Data records:

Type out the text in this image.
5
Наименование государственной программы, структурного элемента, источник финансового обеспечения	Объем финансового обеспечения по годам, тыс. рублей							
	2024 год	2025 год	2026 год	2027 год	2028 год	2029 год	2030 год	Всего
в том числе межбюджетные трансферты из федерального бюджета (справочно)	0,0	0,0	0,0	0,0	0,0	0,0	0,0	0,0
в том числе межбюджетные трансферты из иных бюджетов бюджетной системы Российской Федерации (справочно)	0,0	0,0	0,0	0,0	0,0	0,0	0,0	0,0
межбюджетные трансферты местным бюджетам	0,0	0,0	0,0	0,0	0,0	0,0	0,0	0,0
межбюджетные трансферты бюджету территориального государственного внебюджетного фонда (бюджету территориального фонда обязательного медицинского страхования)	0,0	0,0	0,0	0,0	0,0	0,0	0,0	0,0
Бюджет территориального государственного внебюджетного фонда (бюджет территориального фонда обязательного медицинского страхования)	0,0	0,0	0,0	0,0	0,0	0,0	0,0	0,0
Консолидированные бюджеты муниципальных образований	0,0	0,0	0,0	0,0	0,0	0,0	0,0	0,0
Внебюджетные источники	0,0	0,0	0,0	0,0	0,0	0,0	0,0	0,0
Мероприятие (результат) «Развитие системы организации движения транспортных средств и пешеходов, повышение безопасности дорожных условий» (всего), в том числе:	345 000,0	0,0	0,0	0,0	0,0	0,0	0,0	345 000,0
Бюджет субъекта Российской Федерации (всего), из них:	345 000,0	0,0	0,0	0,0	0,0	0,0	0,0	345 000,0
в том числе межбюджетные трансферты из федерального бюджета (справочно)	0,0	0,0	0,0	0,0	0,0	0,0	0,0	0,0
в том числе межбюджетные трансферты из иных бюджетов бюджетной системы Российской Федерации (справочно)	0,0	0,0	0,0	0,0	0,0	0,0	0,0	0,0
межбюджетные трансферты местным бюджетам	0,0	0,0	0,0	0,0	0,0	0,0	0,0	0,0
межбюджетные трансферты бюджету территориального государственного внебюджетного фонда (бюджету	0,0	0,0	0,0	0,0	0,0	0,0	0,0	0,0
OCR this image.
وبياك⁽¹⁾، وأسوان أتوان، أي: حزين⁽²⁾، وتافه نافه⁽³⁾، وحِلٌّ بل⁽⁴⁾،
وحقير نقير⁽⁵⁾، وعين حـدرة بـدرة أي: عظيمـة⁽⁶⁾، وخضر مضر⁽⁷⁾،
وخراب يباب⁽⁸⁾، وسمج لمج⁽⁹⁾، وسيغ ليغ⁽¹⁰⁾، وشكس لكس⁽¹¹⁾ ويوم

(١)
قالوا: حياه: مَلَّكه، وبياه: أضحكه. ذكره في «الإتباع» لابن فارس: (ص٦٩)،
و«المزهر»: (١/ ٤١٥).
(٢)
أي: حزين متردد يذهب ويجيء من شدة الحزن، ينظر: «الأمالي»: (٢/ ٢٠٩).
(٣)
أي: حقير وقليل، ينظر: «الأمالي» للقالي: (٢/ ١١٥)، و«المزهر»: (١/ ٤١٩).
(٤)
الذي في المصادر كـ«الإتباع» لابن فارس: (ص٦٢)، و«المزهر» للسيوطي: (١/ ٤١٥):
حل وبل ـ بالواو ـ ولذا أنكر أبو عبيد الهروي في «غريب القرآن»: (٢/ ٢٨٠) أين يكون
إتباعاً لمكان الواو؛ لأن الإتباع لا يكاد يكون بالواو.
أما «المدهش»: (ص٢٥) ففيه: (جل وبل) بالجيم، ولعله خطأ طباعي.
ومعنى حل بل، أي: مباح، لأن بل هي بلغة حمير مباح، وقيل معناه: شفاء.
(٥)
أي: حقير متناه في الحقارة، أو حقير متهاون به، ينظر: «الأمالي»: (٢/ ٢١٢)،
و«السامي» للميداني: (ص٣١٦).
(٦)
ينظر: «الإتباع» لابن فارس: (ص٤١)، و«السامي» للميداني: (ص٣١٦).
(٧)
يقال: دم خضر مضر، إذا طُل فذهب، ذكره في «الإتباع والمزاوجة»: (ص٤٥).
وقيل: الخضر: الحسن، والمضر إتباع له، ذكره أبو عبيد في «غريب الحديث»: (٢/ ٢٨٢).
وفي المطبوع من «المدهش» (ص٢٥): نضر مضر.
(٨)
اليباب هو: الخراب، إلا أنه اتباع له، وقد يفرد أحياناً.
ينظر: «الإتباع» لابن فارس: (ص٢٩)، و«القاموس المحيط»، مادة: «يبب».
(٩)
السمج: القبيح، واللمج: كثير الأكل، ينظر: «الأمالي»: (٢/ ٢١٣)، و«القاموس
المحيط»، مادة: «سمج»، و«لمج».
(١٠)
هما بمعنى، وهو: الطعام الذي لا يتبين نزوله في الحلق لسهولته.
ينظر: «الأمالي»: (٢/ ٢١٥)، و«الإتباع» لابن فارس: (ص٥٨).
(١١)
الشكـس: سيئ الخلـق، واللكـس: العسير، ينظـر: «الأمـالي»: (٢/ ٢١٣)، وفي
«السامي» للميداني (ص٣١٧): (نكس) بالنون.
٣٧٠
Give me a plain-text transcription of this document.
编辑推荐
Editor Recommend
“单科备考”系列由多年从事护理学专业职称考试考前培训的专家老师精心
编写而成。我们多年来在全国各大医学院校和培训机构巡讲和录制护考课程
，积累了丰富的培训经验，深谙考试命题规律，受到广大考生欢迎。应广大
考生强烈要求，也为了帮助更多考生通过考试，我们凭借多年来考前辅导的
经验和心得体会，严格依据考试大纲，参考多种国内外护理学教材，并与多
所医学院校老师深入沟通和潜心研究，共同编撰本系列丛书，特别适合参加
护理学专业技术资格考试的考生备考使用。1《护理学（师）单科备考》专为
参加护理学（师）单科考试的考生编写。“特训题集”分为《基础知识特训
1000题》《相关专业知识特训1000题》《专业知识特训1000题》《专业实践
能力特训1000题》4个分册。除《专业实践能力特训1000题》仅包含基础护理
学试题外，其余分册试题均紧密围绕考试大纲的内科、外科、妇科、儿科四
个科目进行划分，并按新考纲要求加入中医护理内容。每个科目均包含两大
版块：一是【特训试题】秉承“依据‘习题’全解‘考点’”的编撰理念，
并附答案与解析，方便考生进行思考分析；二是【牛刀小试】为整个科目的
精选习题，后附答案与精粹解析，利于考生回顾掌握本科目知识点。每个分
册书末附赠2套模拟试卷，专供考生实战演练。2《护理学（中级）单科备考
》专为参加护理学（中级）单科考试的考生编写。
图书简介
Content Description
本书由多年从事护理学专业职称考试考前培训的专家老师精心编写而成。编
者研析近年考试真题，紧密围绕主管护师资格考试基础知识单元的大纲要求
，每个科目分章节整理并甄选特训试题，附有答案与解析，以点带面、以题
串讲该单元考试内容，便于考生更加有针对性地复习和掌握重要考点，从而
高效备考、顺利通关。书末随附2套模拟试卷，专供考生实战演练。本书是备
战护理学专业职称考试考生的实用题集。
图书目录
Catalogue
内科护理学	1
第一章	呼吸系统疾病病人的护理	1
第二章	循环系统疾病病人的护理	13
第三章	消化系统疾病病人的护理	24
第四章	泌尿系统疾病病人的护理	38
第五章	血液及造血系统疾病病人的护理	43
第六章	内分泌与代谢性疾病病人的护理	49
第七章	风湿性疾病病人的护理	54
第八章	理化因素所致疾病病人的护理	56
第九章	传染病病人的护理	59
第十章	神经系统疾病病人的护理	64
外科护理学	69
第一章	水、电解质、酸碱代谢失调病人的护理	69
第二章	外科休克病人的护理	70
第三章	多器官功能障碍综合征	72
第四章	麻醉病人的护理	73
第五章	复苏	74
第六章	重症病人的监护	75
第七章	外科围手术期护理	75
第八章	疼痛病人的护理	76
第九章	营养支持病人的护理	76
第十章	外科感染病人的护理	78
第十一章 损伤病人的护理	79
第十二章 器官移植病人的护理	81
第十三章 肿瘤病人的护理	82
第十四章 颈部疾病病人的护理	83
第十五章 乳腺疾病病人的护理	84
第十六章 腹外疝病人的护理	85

Task prompt: Go through the listing above and locate each line that holds the word "الذي". Copy those lines.

Task response:
الذي في المصادر كـ«الإتباع» لابن فارس: (ص٦٢)، و«المزهر» للسيوطي: (١/ ٤١٥):
هما بمعنى، وهو: الطعام الذي لا يتبين نزوله في الحلق لسهولته.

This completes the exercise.